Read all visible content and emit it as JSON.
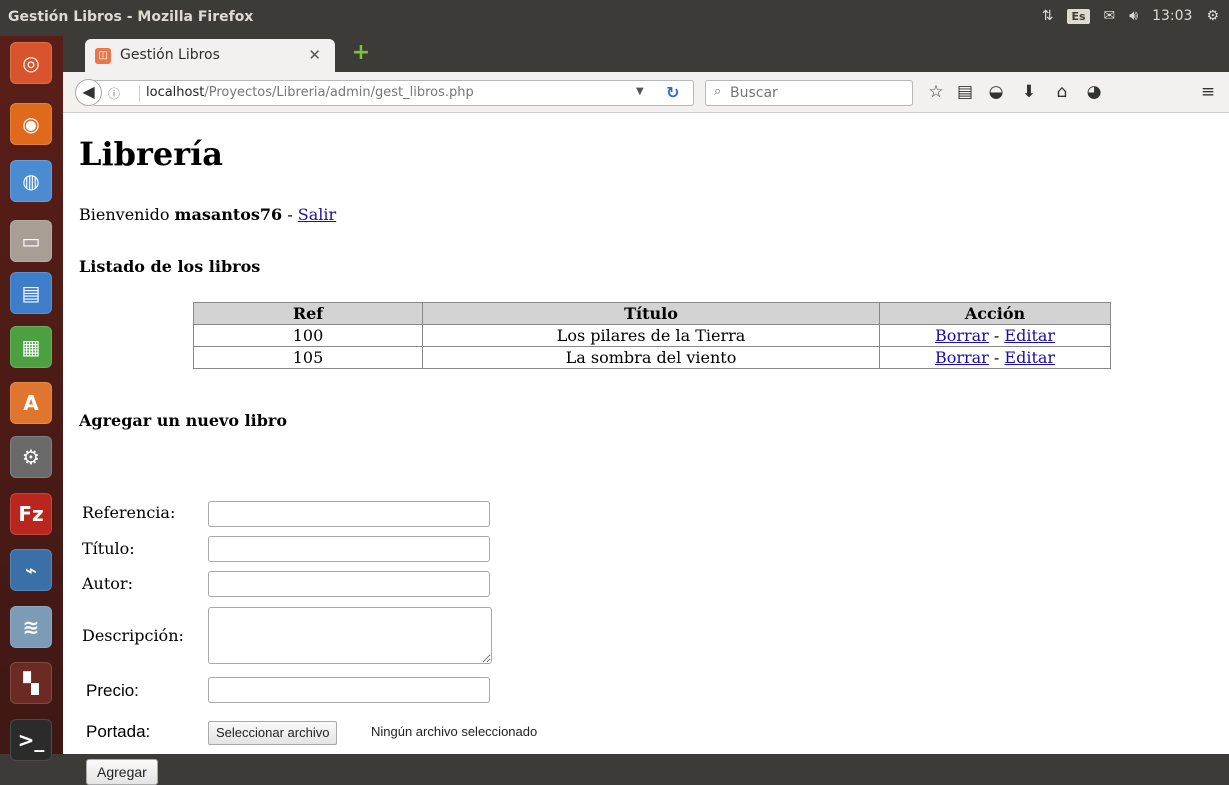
{
  "os_panel": {
    "window_title": "Gestión Libros - Mozilla Firefox",
    "keyboard_layout": "Es",
    "clock": "13:03"
  },
  "launcher": {
    "apps": [
      {
        "name": "ubuntu-dash-icon",
        "glyph": "◎",
        "color": "#d8542d"
      },
      {
        "name": "firefox-icon",
        "glyph": "◉",
        "color": "#e06a1c"
      },
      {
        "name": "chromium-icon",
        "glyph": "◍",
        "color": "#4a8ccf"
      },
      {
        "name": "files-icon",
        "glyph": "▭",
        "color": "#a89f94"
      },
      {
        "name": "writer-icon",
        "glyph": "▤",
        "color": "#3d7dc9"
      },
      {
        "name": "calc-icon",
        "glyph": "▦",
        "color": "#4ca042"
      },
      {
        "name": "software-center-icon",
        "glyph": "A",
        "color": "#e0762e"
      },
      {
        "name": "settings-icon",
        "glyph": "⚙",
        "color": "#6a6a6a"
      },
      {
        "name": "filezilla-icon",
        "glyph": "Fz",
        "color": "#b8261e"
      },
      {
        "name": "system-monitor-icon",
        "glyph": "⌁",
        "color": "#3b6fa8"
      },
      {
        "name": "mysql-workbench-icon",
        "glyph": "≋",
        "color": "#7b9bb6"
      },
      {
        "name": "workspace-switcher-icon",
        "glyph": "▚",
        "color": "#6b2a24"
      },
      {
        "name": "terminal-icon",
        "glyph": ">_",
        "color": "#2b2b2b"
      }
    ]
  },
  "browser": {
    "tab_title": "Gestión Libros",
    "url_host": "localhost",
    "url_path": "/Proyectos/Libreria/admin/gest_libros.php",
    "search_placeholder": "Buscar"
  },
  "page": {
    "title": "Librería",
    "welcome_prefix": "Bienvenido",
    "username": "masantos76",
    "separator": "-",
    "logout_link": "Salir",
    "list_heading": "Listado de los libros",
    "table": {
      "headers": [
        "Ref",
        "Título",
        "Acción"
      ],
      "rows": [
        {
          "ref": "100",
          "title": "Los pilares de la Tierra",
          "delete": "Borrar",
          "edit": "Editar"
        },
        {
          "ref": "105",
          "title": "La sombra del viento",
          "delete": "Borrar",
          "edit": "Editar"
        }
      ],
      "action_separator": "-"
    },
    "add_heading": "Agregar un nuevo libro",
    "form": {
      "ref_label": "Referencia:",
      "title_label": "Título:",
      "author_label": "Autor:",
      "description_label": "Descripción:",
      "price_label": "Precio:",
      "cover_label": "Portada:",
      "file_button": "Seleccionar archivo",
      "file_status": "Ningún archivo seleccionado",
      "submit": "Agregar"
    }
  }
}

_____

§ **Exercise details**
All the records need to be repeated exactly, with the images dropped.

§ **Complete answer**
Read all visible content and emit it as JSON.
{
  "os_panel": {
    "window_title": "Gestión Libros - Mozilla Firefox",
    "keyboard_layout": "Es",
    "clock": "13:03"
  },
  "launcher": {
    "apps": [
      {
        "name": "ubuntu-dash-icon",
        "glyph": "◎",
        "color": "#d8542d"
      },
      {
        "name": "firefox-icon",
        "glyph": "◉",
        "color": "#e06a1c"
      },
      {
        "name": "chromium-icon",
        "glyph": "◍",
        "color": "#4a8ccf"
      },
      {
        "name": "files-icon",
        "glyph": "▭",
        "color": "#a89f94"
      },
      {
        "name": "writer-icon",
        "glyph": "▤",
        "color": "#3d7dc9"
      },
      {
        "name": "calc-icon",
        "glyph": "▦",
        "color": "#4ca042"
      },
      {
        "name": "software-center-icon",
        "glyph": "A",
        "color": "#e0762e"
      },
      {
        "name": "settings-icon",
        "glyph": "⚙",
        "color": "#6a6a6a"
      },
      {
        "name": "filezilla-icon",
        "glyph": "Fz",
        "color": "#b8261e"
      },
      {
        "name": "system-monitor-icon",
        "glyph": "⌁",
        "color": "#3b6fa8"
      },
      {
        "name": "mysql-workbench-icon",
        "glyph": "≋",
        "color": "#7b9bb6"
      },
      {
        "name": "workspace-switcher-icon",
        "glyph": "▚",
        "color": "#6b2a24"
      },
      {
        "name": "terminal-icon",
        "glyph": ">_",
        "color": "#2b2b2b"
      }
    ]
  },
  "browser": {
    "tab_title": "Gestión Libros",
    "url_host": "localhost",
    "url_path": "/Proyectos/Libreria/admin/gest_libros.php",
    "search_placeholder": "Buscar"
  },
  "page": {
    "title": "Librería",
    "welcome_prefix": "Bienvenido",
    "username": "masantos76",
    "separator": "-",
    "logout_link": "Salir",
    "list_heading": "Listado de los libros",
    "table": {
      "headers": [
        "Ref",
        "Título",
        "Acción"
      ],
      "rows": [
        {
          "ref": "100",
          "title": "Los pilares de la Tierra",
          "delete": "Borrar",
          "edit": "Editar"
        },
        {
          "ref": "105",
          "title": "La sombra del viento",
          "delete": "Borrar",
          "edit": "Editar"
        }
      ],
      "action_separator": "-"
    },
    "add_heading": "Agregar un nuevo libro",
    "form": {
      "ref_label": "Referencia:",
      "title_label": "Título:",
      "author_label": "Autor:",
      "description_label": "Descripción:",
      "price_label": "Precio:",
      "cover_label": "Portada:",
      "file_button": "Seleccionar archivo",
      "file_status": "Ningún archivo seleccionado",
      "submit": "Agregar"
    }
  }
}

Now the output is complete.